> [SHORT PROBLEM] Locate the word "camera" in the material, then show every line that holds it.

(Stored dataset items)
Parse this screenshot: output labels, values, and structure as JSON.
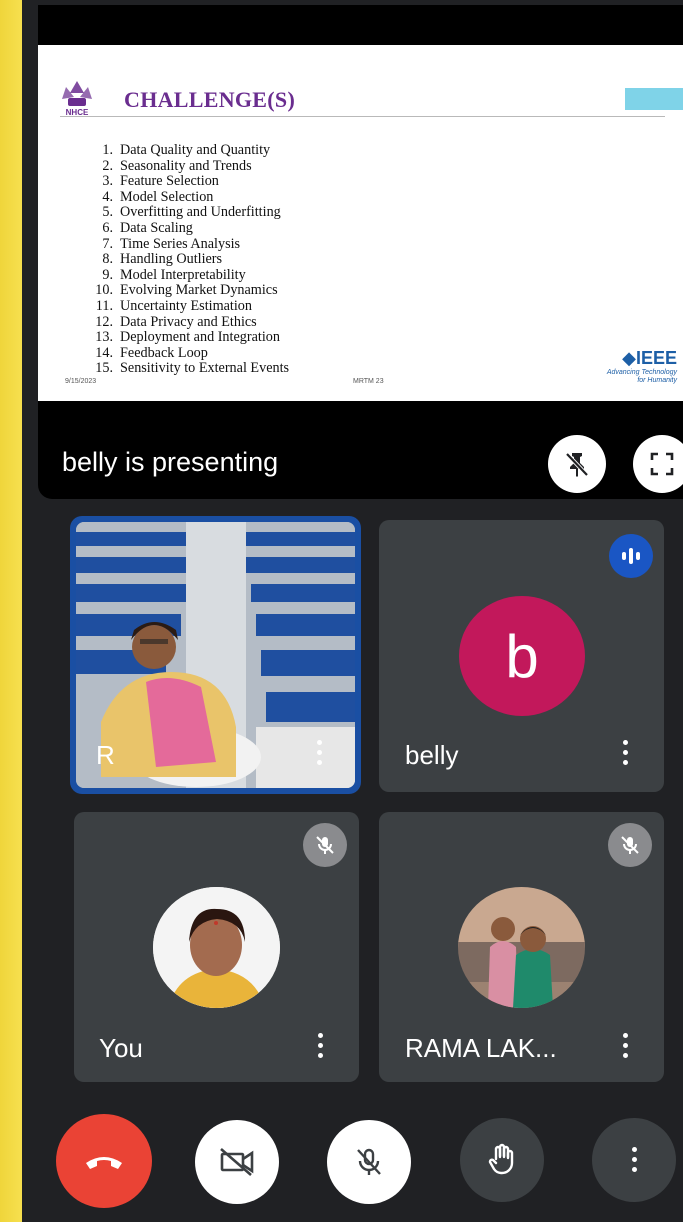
{
  "slide": {
    "title": "CHALLENGE(S)",
    "logo_text": "NHCE",
    "items": [
      {
        "num": "1.",
        "text": "Data Quality and Quantity"
      },
      {
        "num": "2.",
        "text": "Seasonality and Trends"
      },
      {
        "num": "3.",
        "text": "Feature Selection"
      },
      {
        "num": "4.",
        "text": "Model Selection"
      },
      {
        "num": "5.",
        "text": "Overfitting and Underfitting"
      },
      {
        "num": "6.",
        "text": "Data Scaling"
      },
      {
        "num": "7.",
        "text": "Time Series Analysis"
      },
      {
        "num": "8.",
        "text": "Handling Outliers"
      },
      {
        "num": "9.",
        "text": "Model Interpretability"
      },
      {
        "num": "10.",
        "text": "Evolving Market Dynamics"
      },
      {
        "num": "11.",
        "text": "Uncertainty Estimation"
      },
      {
        "num": "12.",
        "text": "Data Privacy and Ethics"
      },
      {
        "num": "13.",
        "text": "Deployment and Integration"
      },
      {
        "num": "14.",
        "text": "Feedback Loop"
      },
      {
        "num": "15.",
        "text": "Sensitivity to External Events"
      }
    ],
    "date": "9/15/2023",
    "footer_code": "MRTM 23",
    "ieee_brand": "IEEE",
    "ieee_tag_1": "Advancing Technology",
    "ieee_tag_2": "for Humanity"
  },
  "presentation": {
    "status_text": "belly is presenting",
    "unpin_icon": "unpin-icon",
    "fullscreen_icon": "fullscreen-icon"
  },
  "participants": [
    {
      "name": "R",
      "type": "video",
      "active_speaker": true
    },
    {
      "name": "belly",
      "type": "initial",
      "initial": "b",
      "avatar_color": "#c2185b",
      "speaking": true
    },
    {
      "name": "You",
      "type": "photo",
      "muted": true
    },
    {
      "name": "RAMA LAK...",
      "type": "photo",
      "muted": true
    }
  ],
  "controls": [
    {
      "name": "end-call",
      "icon": "hang-up-icon",
      "color": "#ea4335"
    },
    {
      "name": "camera-toggle",
      "icon": "camera-off-icon",
      "color": "#ffffff"
    },
    {
      "name": "mic-toggle",
      "icon": "mic-off-icon",
      "color": "#ffffff"
    },
    {
      "name": "raise-hand",
      "icon": "hand-icon",
      "color": "#3c4043"
    },
    {
      "name": "more-options",
      "icon": "more-vert-icon",
      "color": "#3c4043"
    }
  ],
  "colors": {
    "background": "#202124",
    "tile": "#3c4043",
    "active_border": "#1a4fa3",
    "speaking_badge": "#1a56c4",
    "accent_yellow": "#f7e04a"
  }
}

> [CORRECT RESPONSE]
      "name": "camera-toggle",
      "icon": "camera-off-icon",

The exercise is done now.